What is needed: Restate all of the entries exactly, dropping any pictures they hold.

## begin Record list

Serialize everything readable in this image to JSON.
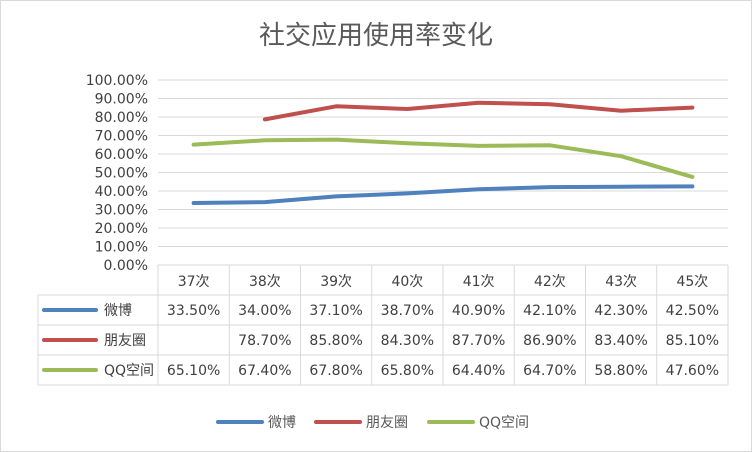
{
  "chart_data": {
    "type": "line",
    "title": "社交应用使用率变化",
    "categories": [
      "37次",
      "38次",
      "39次",
      "40次",
      "41次",
      "42次",
      "43次",
      "45次"
    ],
    "ylim": [
      0,
      100
    ],
    "yticks": [
      "0.00%",
      "10.00%",
      "20.00%",
      "30.00%",
      "40.00%",
      "50.00%",
      "60.00%",
      "70.00%",
      "80.00%",
      "90.00%",
      "100.00%"
    ],
    "grid": true,
    "legend": "bottom",
    "data_table": true,
    "series": [
      {
        "name": "微博",
        "color": "#4f81bd",
        "values": [
          33.5,
          34.0,
          37.1,
          38.7,
          40.9,
          42.1,
          42.3,
          42.5
        ],
        "labels": [
          "33.50%",
          "34.00%",
          "37.10%",
          "38.70%",
          "40.90%",
          "42.10%",
          "42.30%",
          "42.50%"
        ]
      },
      {
        "name": "朋友圈",
        "color": "#c0504d",
        "values": [
          null,
          78.7,
          85.8,
          84.3,
          87.7,
          86.9,
          83.4,
          85.1
        ],
        "labels": [
          "",
          "78.70%",
          "85.80%",
          "84.30%",
          "87.70%",
          "86.90%",
          "83.40%",
          "85.10%"
        ]
      },
      {
        "name": "QQ空间",
        "color": "#9bbb59",
        "values": [
          65.1,
          67.4,
          67.8,
          65.8,
          64.4,
          64.7,
          58.8,
          47.6
        ],
        "labels": [
          "65.10%",
          "67.40%",
          "67.80%",
          "65.80%",
          "64.40%",
          "64.70%",
          "58.80%",
          "47.60%"
        ]
      }
    ]
  }
}
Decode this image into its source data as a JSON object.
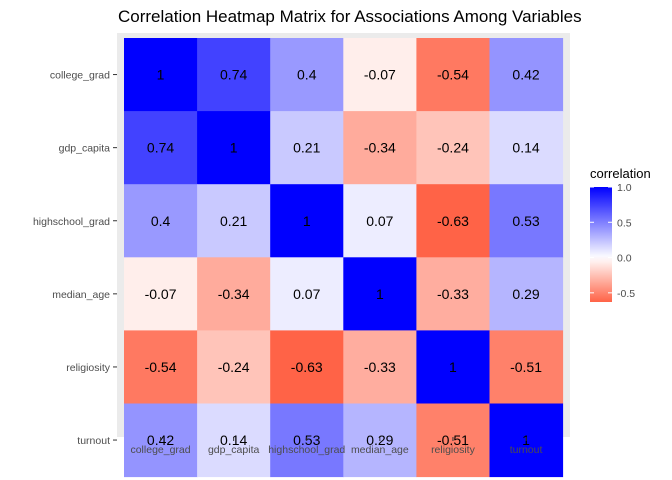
{
  "chart_data": {
    "type": "heatmap",
    "title": "Correlation Heatmap Matrix for Associations Among Variables",
    "x_categories": [
      "college_grad",
      "gdp_capita",
      "highschool_grad",
      "median_age",
      "religiosity",
      "turnout"
    ],
    "y_categories": [
      "college_grad",
      "gdp_capita",
      "highschool_grad",
      "median_age",
      "religiosity",
      "turnout"
    ],
    "values": [
      [
        1,
        0.74,
        0.4,
        -0.07,
        -0.54,
        0.42
      ],
      [
        0.74,
        1,
        0.21,
        -0.34,
        -0.24,
        0.14
      ],
      [
        0.4,
        0.21,
        1,
        0.07,
        -0.63,
        0.53
      ],
      [
        -0.07,
        -0.34,
        0.07,
        1,
        -0.33,
        0.29
      ],
      [
        -0.54,
        -0.24,
        -0.63,
        -0.33,
        1,
        -0.51
      ],
      [
        0.42,
        0.14,
        0.53,
        0.29,
        -0.51,
        1
      ]
    ],
    "value_labels": [
      [
        "1",
        "0.74",
        "0.4",
        "-0.07",
        "-0.54",
        "0.42"
      ],
      [
        "0.74",
        "1",
        "0.21",
        "-0.34",
        "-0.24",
        "0.14"
      ],
      [
        "0.4",
        "0.21",
        "1",
        "0.07",
        "-0.63",
        "0.53"
      ],
      [
        "-0.07",
        "-0.34",
        "0.07",
        "1",
        "-0.33",
        "0.29"
      ],
      [
        "-0.54",
        "-0.24",
        "-0.63",
        "-0.33",
        "1",
        "-0.51"
      ],
      [
        "0.42",
        "0.14",
        "0.53",
        "0.29",
        "-0.51",
        "1"
      ]
    ],
    "legend": {
      "title": "correlation",
      "placement": "right",
      "ticks": [
        {
          "value": 1.0,
          "label": "1.0"
        },
        {
          "value": 0.5,
          "label": "0.5"
        },
        {
          "value": 0.0,
          "label": "0.0"
        },
        {
          "value": -0.5,
          "label": "-0.5"
        }
      ],
      "range": [
        -0.63,
        1
      ]
    },
    "colors": {
      "low": "#ff6347",
      "mid": "#ffffff",
      "high": "#0000ff",
      "panel_background": "#ebebeb"
    },
    "grid": true
  }
}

## end Record list

Written reply:
Serialize everything readable in this image to JSON.
{
  "chart_data": {
    "type": "line",
    "title": "社交应用使用率变化",
    "categories": [
      "37次",
      "38次",
      "39次",
      "40次",
      "41次",
      "42次",
      "43次",
      "45次"
    ],
    "ylim": [
      0,
      100
    ],
    "yticks": [
      "0.00%",
      "10.00%",
      "20.00%",
      "30.00%",
      "40.00%",
      "50.00%",
      "60.00%",
      "70.00%",
      "80.00%",
      "90.00%",
      "100.00%"
    ],
    "grid": true,
    "legend": "bottom",
    "data_table": true,
    "series": [
      {
        "name": "微博",
        "color": "#4f81bd",
        "values": [
          33.5,
          34.0,
          37.1,
          38.7,
          40.9,
          42.1,
          42.3,
          42.5
        ],
        "labels": [
          "33.50%",
          "34.00%",
          "37.10%",
          "38.70%",
          "40.90%",
          "42.10%",
          "42.30%",
          "42.50%"
        ]
      },
      {
        "name": "朋友圈",
        "color": "#c0504d",
        "values": [
          null,
          78.7,
          85.8,
          84.3,
          87.7,
          86.9,
          83.4,
          85.1
        ],
        "labels": [
          "",
          "78.70%",
          "85.80%",
          "84.30%",
          "87.70%",
          "86.90%",
          "83.40%",
          "85.10%"
        ]
      },
      {
        "name": "QQ空间",
        "color": "#9bbb59",
        "values": [
          65.1,
          67.4,
          67.8,
          65.8,
          64.4,
          64.7,
          58.8,
          47.6
        ],
        "labels": [
          "65.10%",
          "67.40%",
          "67.80%",
          "65.80%",
          "64.40%",
          "64.70%",
          "58.80%",
          "47.60%"
        ]
      }
    ]
  }
}
Decode this image into its source data as a JSON object.
{
  "chart_data": {
    "type": "heatmap",
    "title": "Correlation Heatmap Matrix for Associations Among Variables",
    "x_categories": [
      "college_grad",
      "gdp_capita",
      "highschool_grad",
      "median_age",
      "religiosity",
      "turnout"
    ],
    "y_categories": [
      "college_grad",
      "gdp_capita",
      "highschool_grad",
      "median_age",
      "religiosity",
      "turnout"
    ],
    "values": [
      [
        1,
        0.74,
        0.4,
        -0.07,
        -0.54,
        0.42
      ],
      [
        0.74,
        1,
        0.21,
        -0.34,
        -0.24,
        0.14
      ],
      [
        0.4,
        0.21,
        1,
        0.07,
        -0.63,
        0.53
      ],
      [
        -0.07,
        -0.34,
        0.07,
        1,
        -0.33,
        0.29
      ],
      [
        -0.54,
        -0.24,
        -0.63,
        -0.33,
        1,
        -0.51
      ],
      [
        0.42,
        0.14,
        0.53,
        0.29,
        -0.51,
        1
      ]
    ],
    "value_labels": [
      [
        "1",
        "0.74",
        "0.4",
        "-0.07",
        "-0.54",
        "0.42"
      ],
      [
        "0.74",
        "1",
        "0.21",
        "-0.34",
        "-0.24",
        "0.14"
      ],
      [
        "0.4",
        "0.21",
        "1",
        "0.07",
        "-0.63",
        "0.53"
      ],
      [
        "-0.07",
        "-0.34",
        "0.07",
        "1",
        "-0.33",
        "0.29"
      ],
      [
        "-0.54",
        "-0.24",
        "-0.63",
        "-0.33",
        "1",
        "-0.51"
      ],
      [
        "0.42",
        "0.14",
        "0.53",
        "0.29",
        "-0.51",
        "1"
      ]
    ],
    "legend": {
      "title": "correlation",
      "placement": "right",
      "ticks": [
        {
          "value": 1.0,
          "label": "1.0"
        },
        {
          "value": 0.5,
          "label": "0.5"
        },
        {
          "value": 0.0,
          "label": "0.0"
        },
        {
          "value": -0.5,
          "label": "-0.5"
        }
      ],
      "range": [
        -0.63,
        1
      ]
    },
    "colors": {
      "low": "#ff6347",
      "mid": "#ffffff",
      "high": "#0000ff",
      "panel_background": "#ebebeb"
    },
    "grid": true
  }
}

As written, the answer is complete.